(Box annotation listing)
• • • •

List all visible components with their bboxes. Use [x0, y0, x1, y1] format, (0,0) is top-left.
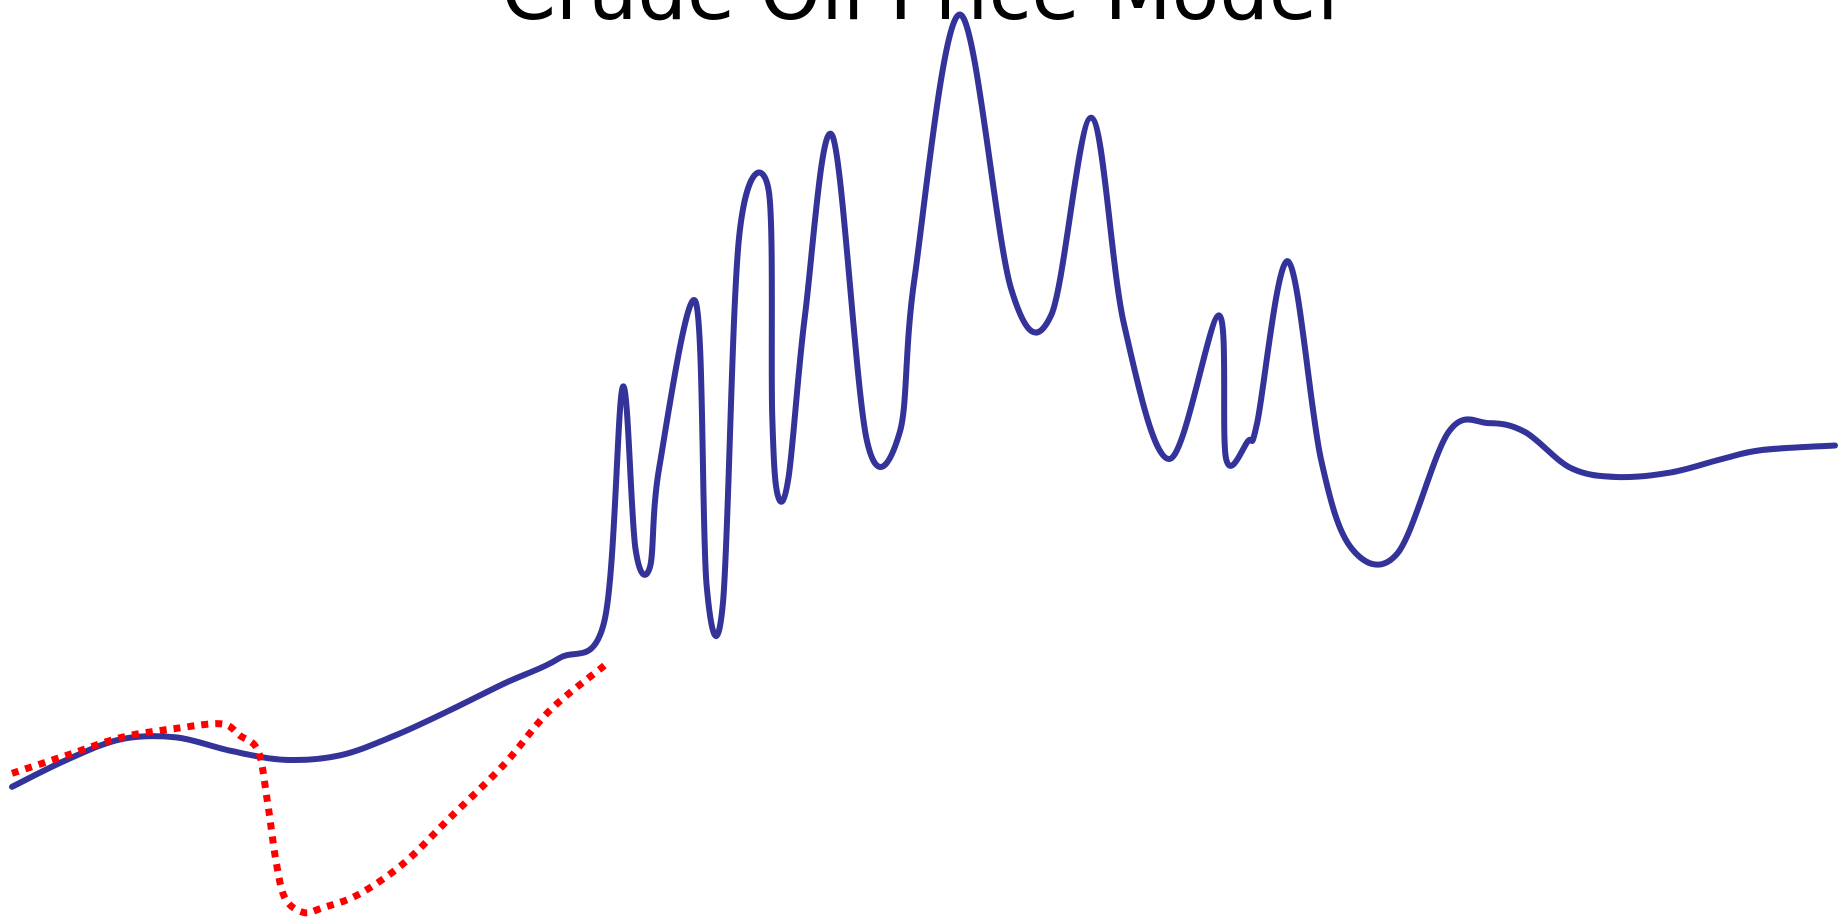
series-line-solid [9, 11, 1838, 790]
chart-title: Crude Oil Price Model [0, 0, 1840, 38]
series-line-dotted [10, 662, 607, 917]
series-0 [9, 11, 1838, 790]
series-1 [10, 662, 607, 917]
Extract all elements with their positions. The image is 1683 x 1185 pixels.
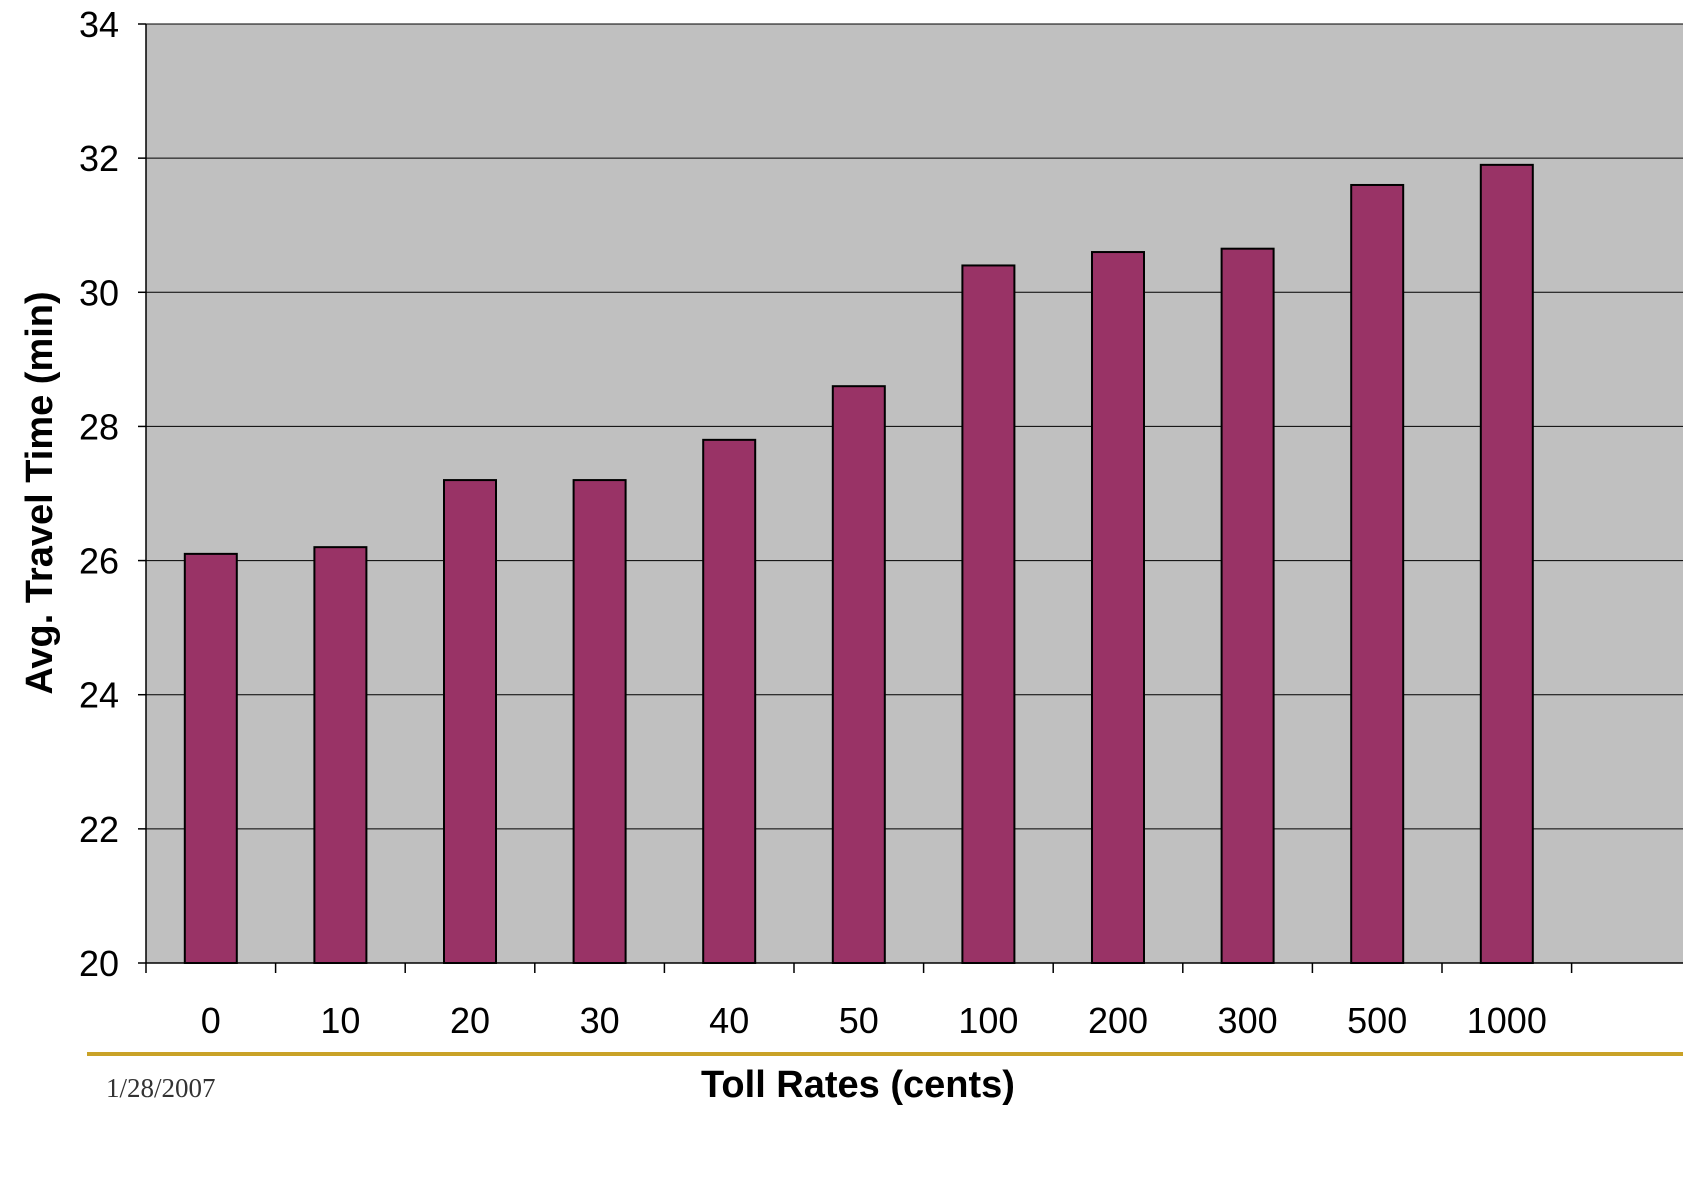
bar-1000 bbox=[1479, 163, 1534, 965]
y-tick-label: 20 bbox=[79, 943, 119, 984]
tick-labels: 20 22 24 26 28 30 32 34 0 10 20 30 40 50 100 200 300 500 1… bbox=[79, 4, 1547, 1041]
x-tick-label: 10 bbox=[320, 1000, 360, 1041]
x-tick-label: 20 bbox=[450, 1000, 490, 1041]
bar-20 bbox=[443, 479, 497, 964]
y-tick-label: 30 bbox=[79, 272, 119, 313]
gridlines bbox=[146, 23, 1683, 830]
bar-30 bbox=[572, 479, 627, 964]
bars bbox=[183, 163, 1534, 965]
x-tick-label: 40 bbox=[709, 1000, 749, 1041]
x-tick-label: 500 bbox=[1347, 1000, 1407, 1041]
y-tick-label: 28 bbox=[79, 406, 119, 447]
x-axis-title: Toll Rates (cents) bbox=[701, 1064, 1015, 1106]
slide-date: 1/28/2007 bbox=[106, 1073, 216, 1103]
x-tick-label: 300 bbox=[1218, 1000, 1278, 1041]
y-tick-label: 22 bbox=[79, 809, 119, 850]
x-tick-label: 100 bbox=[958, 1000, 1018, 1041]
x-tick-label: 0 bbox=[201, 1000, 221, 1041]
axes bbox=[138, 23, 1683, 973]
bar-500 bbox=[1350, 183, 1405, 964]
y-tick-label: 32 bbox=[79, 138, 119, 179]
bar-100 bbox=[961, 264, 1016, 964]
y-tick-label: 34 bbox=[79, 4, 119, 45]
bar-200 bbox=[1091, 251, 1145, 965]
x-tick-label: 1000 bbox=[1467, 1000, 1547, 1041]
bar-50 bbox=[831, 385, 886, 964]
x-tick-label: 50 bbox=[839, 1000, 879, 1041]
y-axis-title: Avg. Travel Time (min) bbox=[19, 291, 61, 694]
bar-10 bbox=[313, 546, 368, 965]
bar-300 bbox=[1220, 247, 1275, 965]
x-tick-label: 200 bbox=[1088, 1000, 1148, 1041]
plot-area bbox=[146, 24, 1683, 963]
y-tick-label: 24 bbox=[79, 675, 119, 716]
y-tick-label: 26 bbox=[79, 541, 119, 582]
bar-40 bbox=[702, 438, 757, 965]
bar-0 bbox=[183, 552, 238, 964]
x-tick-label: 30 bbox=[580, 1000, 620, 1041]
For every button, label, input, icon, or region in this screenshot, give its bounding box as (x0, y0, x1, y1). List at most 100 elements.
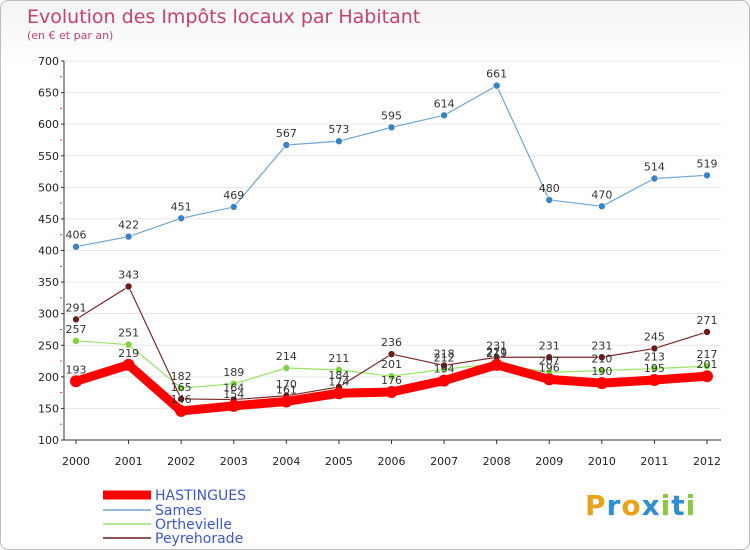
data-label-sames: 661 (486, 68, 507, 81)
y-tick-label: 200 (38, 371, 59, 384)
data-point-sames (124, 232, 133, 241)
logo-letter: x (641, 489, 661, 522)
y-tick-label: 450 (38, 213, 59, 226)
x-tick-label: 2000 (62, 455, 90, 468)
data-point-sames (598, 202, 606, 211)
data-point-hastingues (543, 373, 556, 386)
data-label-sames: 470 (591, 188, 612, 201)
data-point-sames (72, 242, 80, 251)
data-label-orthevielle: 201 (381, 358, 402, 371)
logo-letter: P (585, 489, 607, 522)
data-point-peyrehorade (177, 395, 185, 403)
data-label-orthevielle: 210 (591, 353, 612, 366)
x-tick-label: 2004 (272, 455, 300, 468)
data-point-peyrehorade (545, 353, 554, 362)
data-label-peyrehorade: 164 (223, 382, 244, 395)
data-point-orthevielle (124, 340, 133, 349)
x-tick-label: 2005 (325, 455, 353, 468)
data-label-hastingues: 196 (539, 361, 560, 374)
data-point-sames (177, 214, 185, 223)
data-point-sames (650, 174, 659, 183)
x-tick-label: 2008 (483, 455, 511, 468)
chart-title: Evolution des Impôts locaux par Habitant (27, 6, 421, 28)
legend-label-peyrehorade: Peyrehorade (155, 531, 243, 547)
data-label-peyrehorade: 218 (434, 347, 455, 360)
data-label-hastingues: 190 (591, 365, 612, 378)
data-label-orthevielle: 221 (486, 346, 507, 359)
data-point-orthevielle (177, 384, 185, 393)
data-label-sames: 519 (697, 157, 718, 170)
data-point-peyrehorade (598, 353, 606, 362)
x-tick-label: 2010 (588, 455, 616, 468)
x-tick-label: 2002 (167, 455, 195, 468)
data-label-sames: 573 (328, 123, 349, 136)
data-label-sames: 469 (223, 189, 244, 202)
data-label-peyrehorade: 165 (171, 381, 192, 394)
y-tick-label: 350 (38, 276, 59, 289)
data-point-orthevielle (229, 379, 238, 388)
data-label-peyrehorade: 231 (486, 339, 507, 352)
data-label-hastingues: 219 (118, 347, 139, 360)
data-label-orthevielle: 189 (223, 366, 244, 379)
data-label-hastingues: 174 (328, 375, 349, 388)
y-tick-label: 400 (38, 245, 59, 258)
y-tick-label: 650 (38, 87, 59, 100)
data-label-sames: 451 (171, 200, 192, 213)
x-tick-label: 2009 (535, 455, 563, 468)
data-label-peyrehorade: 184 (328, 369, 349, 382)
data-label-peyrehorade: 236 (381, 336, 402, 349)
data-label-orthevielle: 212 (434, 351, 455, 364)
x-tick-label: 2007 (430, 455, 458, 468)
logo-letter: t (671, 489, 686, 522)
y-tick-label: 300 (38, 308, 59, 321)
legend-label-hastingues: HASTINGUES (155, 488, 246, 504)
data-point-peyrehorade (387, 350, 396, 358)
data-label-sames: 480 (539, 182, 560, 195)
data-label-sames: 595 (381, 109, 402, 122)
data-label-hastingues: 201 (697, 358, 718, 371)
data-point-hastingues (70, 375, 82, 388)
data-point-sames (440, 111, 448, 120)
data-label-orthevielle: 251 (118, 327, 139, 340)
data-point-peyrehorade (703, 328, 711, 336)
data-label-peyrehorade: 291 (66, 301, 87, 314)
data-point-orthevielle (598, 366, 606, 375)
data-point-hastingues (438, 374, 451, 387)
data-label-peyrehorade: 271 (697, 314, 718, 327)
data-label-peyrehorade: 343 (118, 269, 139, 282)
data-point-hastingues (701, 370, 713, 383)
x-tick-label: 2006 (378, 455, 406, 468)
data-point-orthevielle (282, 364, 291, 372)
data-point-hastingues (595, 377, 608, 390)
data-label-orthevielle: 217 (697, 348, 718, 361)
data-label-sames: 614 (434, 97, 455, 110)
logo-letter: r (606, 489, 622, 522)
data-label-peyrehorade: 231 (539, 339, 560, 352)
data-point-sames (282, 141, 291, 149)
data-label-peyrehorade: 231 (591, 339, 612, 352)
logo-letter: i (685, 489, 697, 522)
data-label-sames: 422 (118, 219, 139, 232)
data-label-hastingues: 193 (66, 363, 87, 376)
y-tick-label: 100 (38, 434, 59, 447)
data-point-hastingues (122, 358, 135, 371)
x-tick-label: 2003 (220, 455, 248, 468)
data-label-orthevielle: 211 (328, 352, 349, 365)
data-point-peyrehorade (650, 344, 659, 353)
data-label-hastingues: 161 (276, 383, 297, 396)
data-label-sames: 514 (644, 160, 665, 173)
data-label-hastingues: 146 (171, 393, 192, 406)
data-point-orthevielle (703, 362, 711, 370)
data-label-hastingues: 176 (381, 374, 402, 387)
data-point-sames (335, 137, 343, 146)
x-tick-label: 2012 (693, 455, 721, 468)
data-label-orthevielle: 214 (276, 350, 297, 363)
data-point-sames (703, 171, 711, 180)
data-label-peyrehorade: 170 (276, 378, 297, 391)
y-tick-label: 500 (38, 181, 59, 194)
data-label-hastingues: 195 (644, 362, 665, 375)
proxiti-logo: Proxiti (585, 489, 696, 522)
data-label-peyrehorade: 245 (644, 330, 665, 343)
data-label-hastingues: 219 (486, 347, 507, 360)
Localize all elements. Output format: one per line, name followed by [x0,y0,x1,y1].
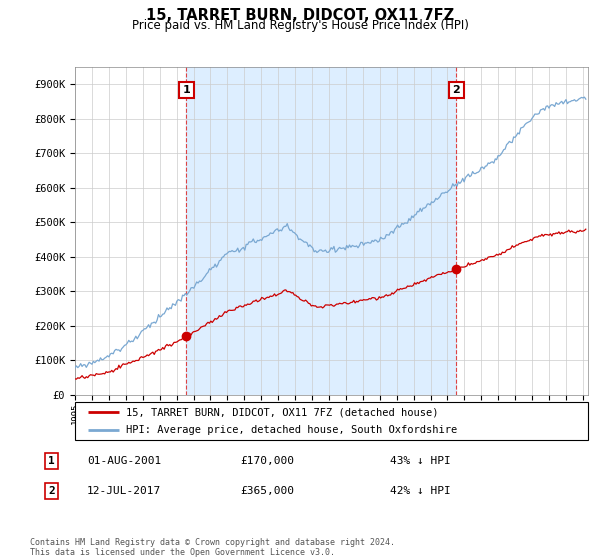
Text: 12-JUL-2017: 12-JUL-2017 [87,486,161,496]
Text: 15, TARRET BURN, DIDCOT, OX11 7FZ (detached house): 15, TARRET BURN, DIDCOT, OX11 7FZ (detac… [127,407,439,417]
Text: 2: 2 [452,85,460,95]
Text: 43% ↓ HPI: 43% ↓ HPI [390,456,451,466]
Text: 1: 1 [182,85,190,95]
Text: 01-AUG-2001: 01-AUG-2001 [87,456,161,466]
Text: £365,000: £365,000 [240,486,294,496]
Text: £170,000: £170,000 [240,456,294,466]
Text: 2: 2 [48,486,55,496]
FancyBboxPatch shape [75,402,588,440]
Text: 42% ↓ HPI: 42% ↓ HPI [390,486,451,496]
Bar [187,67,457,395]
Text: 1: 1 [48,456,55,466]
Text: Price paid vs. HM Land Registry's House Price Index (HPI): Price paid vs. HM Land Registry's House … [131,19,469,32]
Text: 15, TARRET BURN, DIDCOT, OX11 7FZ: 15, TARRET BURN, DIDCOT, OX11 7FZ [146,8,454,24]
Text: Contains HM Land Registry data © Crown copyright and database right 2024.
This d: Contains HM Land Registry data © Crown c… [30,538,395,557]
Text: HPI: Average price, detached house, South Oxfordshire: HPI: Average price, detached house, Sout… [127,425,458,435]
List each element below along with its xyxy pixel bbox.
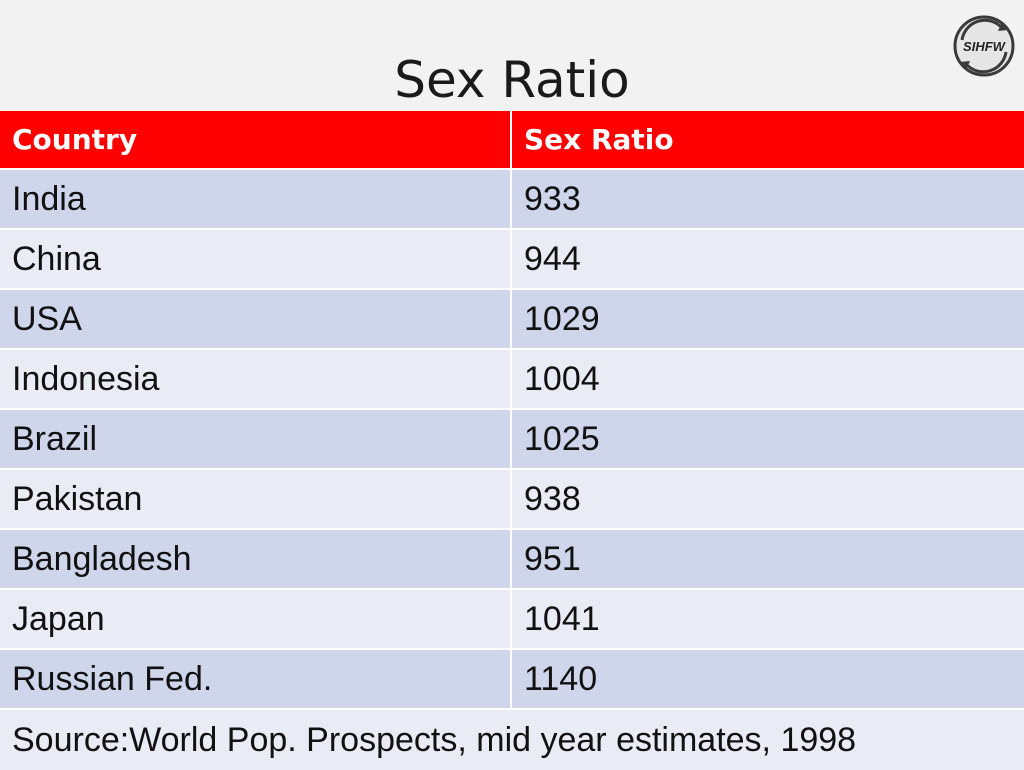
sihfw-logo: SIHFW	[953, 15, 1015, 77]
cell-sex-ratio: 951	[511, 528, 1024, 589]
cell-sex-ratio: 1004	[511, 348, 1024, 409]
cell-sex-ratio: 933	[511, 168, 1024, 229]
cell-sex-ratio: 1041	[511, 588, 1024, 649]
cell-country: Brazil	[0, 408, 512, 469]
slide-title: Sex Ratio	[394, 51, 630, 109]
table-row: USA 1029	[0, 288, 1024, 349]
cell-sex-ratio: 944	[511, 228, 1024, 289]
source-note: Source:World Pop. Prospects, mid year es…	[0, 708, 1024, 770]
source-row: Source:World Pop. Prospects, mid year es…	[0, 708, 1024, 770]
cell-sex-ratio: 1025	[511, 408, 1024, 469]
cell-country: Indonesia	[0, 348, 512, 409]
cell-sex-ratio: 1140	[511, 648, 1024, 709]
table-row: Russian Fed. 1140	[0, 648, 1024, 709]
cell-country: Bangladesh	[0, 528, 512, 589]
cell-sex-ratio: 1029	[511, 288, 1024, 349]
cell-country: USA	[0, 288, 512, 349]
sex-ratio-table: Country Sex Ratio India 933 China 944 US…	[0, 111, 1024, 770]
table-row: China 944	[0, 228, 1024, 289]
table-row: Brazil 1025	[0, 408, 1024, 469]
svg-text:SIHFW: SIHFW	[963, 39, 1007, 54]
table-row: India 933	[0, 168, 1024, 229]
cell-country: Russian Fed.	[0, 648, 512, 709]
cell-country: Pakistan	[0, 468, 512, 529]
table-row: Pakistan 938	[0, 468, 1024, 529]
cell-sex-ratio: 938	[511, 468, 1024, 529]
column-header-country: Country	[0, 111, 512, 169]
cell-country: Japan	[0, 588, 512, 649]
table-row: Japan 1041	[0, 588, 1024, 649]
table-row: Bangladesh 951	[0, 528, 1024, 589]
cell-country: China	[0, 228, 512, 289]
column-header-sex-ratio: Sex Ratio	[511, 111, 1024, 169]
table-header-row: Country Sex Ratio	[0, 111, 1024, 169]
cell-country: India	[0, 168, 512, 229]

• • • •

**Exercise brief:** Copy the lines of the listing verbatim, starting at the line containing "data-label-sames: 661 (486, 68, 507, 81)" and ending at the line containing "data-label-sames: 470 (591, 188, 612, 201)", both included.

**Answer to the problem:**
data-label-sames: 661 (486, 68, 507, 81)
y-tick-label: 200 (38, 371, 59, 384)
data-point-sames (124, 232, 133, 241)
logo-letter: x (641, 489, 661, 522)
y-tick-label: 450 (38, 213, 59, 226)
x-tick-label: 2000 (62, 455, 90, 468)
data-point-sames (598, 202, 606, 211)
data-point-hastingues (543, 373, 556, 386)
data-label-sames: 470 (591, 188, 612, 201)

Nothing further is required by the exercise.